> [Work to be completed]: Repeat the full listing, word for word.

> [Records for this exercise]:

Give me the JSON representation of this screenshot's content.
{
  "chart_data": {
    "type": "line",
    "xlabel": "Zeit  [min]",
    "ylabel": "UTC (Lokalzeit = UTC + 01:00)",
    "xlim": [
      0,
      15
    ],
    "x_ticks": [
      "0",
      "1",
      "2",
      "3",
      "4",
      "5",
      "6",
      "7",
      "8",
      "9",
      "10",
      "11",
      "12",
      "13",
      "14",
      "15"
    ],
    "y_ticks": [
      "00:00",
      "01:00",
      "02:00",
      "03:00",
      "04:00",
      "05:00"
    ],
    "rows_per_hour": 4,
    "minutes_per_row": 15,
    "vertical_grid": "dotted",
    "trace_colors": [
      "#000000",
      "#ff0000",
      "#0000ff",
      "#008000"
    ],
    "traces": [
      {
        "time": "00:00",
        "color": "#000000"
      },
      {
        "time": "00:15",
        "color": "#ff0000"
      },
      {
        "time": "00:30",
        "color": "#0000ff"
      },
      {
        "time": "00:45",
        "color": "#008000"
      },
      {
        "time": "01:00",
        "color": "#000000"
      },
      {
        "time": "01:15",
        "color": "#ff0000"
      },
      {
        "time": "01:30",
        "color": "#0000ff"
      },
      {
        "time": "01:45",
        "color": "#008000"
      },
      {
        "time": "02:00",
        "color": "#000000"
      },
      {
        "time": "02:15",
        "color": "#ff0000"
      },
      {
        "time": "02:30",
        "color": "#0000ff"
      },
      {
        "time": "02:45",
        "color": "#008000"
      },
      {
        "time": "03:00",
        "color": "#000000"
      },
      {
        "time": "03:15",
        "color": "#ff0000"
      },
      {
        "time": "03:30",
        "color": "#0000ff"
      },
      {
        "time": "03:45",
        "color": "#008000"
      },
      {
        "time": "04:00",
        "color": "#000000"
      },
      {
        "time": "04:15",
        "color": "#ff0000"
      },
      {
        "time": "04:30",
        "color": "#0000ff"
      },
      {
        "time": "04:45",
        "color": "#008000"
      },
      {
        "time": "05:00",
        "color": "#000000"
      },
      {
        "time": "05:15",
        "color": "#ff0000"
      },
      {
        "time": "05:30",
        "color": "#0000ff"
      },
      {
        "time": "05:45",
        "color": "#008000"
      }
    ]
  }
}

> [Full response]:
Give me the JSON representation of this screenshot's content.
{
  "chart_data": {
    "type": "line",
    "xlabel": "Zeit  [min]",
    "ylabel": "UTC (Lokalzeit = UTC + 01:00)",
    "xlim": [
      0,
      15
    ],
    "x_ticks": [
      "0",
      "1",
      "2",
      "3",
      "4",
      "5",
      "6",
      "7",
      "8",
      "9",
      "10",
      "11",
      "12",
      "13",
      "14",
      "15"
    ],
    "y_ticks": [
      "00:00",
      "01:00",
      "02:00",
      "03:00",
      "04:00",
      "05:00"
    ],
    "rows_per_hour": 4,
    "minutes_per_row": 15,
    "vertical_grid": "dotted",
    "trace_colors": [
      "#000000",
      "#ff0000",
      "#0000ff",
      "#008000"
    ],
    "traces": [
      {
        "time": "00:00",
        "color": "#000000"
      },
      {
        "time": "00:15",
        "color": "#ff0000"
      },
      {
        "time": "00:30",
        "color": "#0000ff"
      },
      {
        "time": "00:45",
        "color": "#008000"
      },
      {
        "time": "01:00",
        "color": "#000000"
      },
      {
        "time": "01:15",
        "color": "#ff0000"
      },
      {
        "time": "01:30",
        "color": "#0000ff"
      },
      {
        "time": "01:45",
        "color": "#008000"
      },
      {
        "time": "02:00",
        "color": "#000000"
      },
      {
        "time": "02:15",
        "color": "#ff0000"
      },
      {
        "time": "02:30",
        "color": "#0000ff"
      },
      {
        "time": "02:45",
        "color": "#008000"
      },
      {
        "time": "03:00",
        "color": "#000000"
      },
      {
        "time": "03:15",
        "color": "#ff0000"
      },
      {
        "time": "03:30",
        "color": "#0000ff"
      },
      {
        "time": "03:45",
        "color": "#008000"
      },
      {
        "time": "04:00",
        "color": "#000000"
      },
      {
        "time": "04:15",
        "color": "#ff0000"
      },
      {
        "time": "04:30",
        "color": "#0000ff"
      },
      {
        "time": "04:45",
        "color": "#008000"
      },
      {
        "time": "05:00",
        "color": "#000000"
      },
      {
        "time": "05:15",
        "color": "#ff0000"
      },
      {
        "time": "05:30",
        "color": "#0000ff"
      },
      {
        "time": "05:45",
        "color": "#008000"
      }
    ]
  }
}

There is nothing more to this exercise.